Dataset rows about figures
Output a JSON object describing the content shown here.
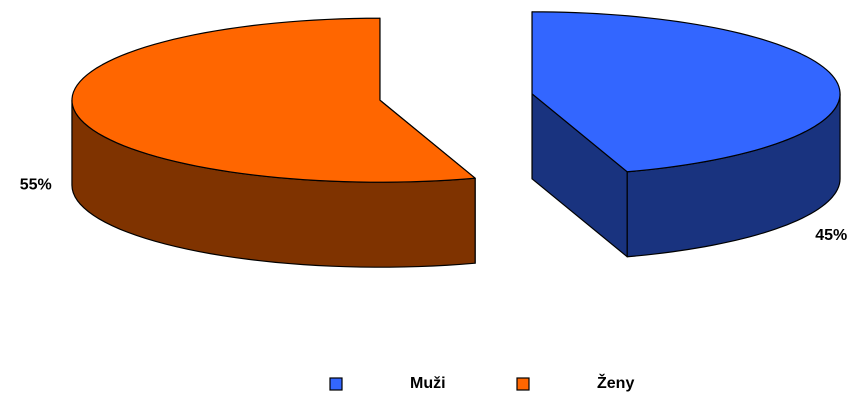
{
  "chart_data": {
    "type": "pie",
    "categories": [
      "Muži",
      "Ženy"
    ],
    "values": [
      45,
      55
    ],
    "value_labels": [
      "45%",
      "55%"
    ],
    "colors": [
      "#3366ff",
      "#ff6600"
    ],
    "legend": "bottom"
  }
}
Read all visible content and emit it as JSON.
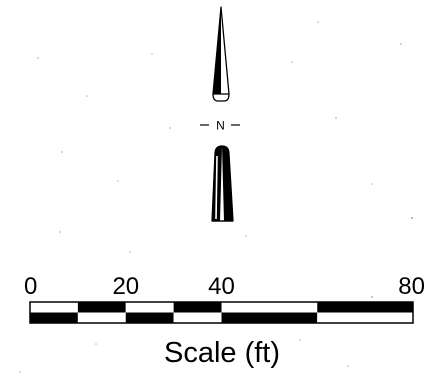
{
  "north_arrow": {
    "label": "N"
  },
  "scale_bar": {
    "title": "Scale (ft)",
    "ticks": [
      {
        "value": 0,
        "label": "0"
      },
      {
        "value": 20,
        "label": "20"
      },
      {
        "value": 40,
        "label": "40"
      },
      {
        "value": 80,
        "label": "80"
      }
    ],
    "max": 80,
    "segments": [
      {
        "from": 0,
        "to": 10,
        "top": "white",
        "bottom": "black"
      },
      {
        "from": 10,
        "to": 20,
        "top": "black",
        "bottom": "white"
      },
      {
        "from": 20,
        "to": 30,
        "top": "white",
        "bottom": "black"
      },
      {
        "from": 30,
        "to": 40,
        "top": "black",
        "bottom": "white"
      },
      {
        "from": 40,
        "to": 60,
        "top": "white",
        "bottom": "black"
      },
      {
        "from": 60,
        "to": 80,
        "top": "black",
        "bottom": "white"
      }
    ],
    "colors": {
      "black": "#000000",
      "white": "#ffffff"
    }
  }
}
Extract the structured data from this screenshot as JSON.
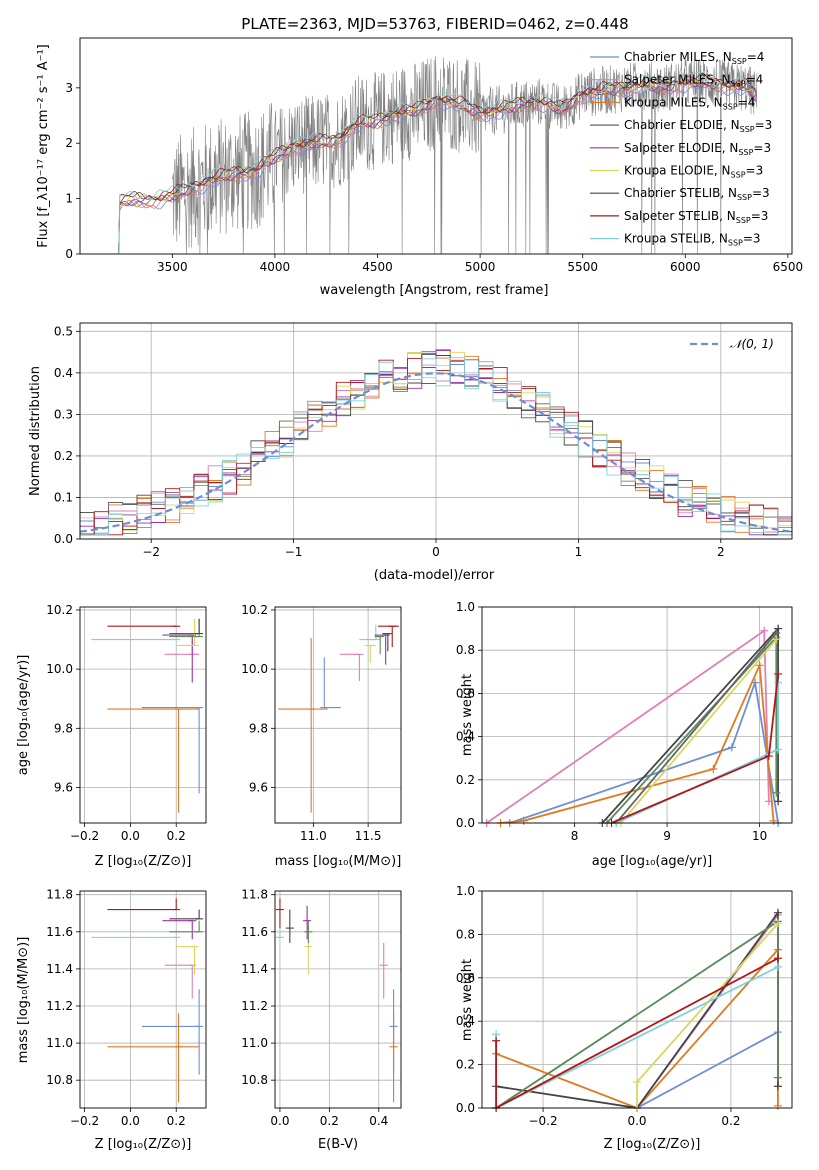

- What the exercise asks:
Print all entries exactly. The images do not belong in the copy.

- Output:
Output a JSON object describing the content shown here.
{
  "chart_data": {
    "type": "pie",
    "categories": [
      "Muži",
      "Ženy"
    ],
    "values": [
      45,
      55
    ],
    "value_labels": [
      "45%",
      "55%"
    ],
    "colors": [
      "#3366ff",
      "#ff6600"
    ],
    "legend": "bottom"
  }
}
Read all visible content and emit it as JSON.
{
  "north_arrow": {
    "label": "N"
  },
  "scale_bar": {
    "title": "Scale (ft)",
    "ticks": [
      {
        "value": 0,
        "label": "0"
      },
      {
        "value": 20,
        "label": "20"
      },
      {
        "value": 40,
        "label": "40"
      },
      {
        "value": 80,
        "label": "80"
      }
    ],
    "max": 80,
    "segments": [
      {
        "from": 0,
        "to": 10,
        "top": "white",
        "bottom": "black"
      },
      {
        "from": 10,
        "to": 20,
        "top": "black",
        "bottom": "white"
      },
      {
        "from": 20,
        "to": 30,
        "top": "white",
        "bottom": "black"
      },
      {
        "from": 30,
        "to": 40,
        "top": "black",
        "bottom": "white"
      },
      {
        "from": 40,
        "to": 60,
        "top": "white",
        "bottom": "black"
      },
      {
        "from": 60,
        "to": 80,
        "top": "black",
        "bottom": "white"
      }
    ],
    "colors": {
      "black": "#000000",
      "white": "#ffffff"
    }
  }
}
Extract the structured data from this screenshot as JSON.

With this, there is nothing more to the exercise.